■ **Listed records**
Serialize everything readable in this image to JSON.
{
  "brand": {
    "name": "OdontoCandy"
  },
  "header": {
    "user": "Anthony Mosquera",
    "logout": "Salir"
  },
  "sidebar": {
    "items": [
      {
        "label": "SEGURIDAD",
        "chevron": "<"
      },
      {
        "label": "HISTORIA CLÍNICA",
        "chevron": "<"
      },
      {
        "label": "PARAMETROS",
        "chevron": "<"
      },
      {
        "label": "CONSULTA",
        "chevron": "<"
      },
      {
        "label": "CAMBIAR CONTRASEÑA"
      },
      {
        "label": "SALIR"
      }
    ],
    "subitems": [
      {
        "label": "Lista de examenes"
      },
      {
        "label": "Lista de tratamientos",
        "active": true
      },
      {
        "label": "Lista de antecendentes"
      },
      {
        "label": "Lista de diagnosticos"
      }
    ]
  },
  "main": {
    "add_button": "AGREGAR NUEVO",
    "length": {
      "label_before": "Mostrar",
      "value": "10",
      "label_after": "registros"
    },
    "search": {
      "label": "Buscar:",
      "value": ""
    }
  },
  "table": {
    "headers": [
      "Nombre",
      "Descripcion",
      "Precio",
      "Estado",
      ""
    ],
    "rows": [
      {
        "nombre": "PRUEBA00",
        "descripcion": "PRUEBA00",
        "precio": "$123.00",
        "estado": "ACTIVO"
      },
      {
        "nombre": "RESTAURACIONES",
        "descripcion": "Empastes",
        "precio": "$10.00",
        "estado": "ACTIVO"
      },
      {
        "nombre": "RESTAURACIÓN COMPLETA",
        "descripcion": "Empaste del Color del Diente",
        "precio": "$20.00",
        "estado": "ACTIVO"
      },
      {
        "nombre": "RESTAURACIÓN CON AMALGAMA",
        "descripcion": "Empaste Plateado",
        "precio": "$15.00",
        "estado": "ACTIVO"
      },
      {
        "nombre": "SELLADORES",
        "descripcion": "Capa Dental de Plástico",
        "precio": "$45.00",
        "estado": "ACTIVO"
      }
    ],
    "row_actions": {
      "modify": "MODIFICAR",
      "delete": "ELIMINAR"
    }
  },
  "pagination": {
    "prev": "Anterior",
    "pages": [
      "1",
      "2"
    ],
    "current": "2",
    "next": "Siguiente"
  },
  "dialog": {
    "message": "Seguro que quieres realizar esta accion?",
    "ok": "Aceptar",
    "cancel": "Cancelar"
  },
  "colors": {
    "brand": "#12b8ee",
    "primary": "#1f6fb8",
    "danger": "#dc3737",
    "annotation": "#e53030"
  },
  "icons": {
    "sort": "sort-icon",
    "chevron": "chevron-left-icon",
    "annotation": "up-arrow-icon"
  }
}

■ **Goal of the exercise**
Pull out every line holding "annotation" from the records above, and copy it.

■ **Reply to the exercise**
    "annotation": "#e53030"
    "annotation": "up-arrow-icon"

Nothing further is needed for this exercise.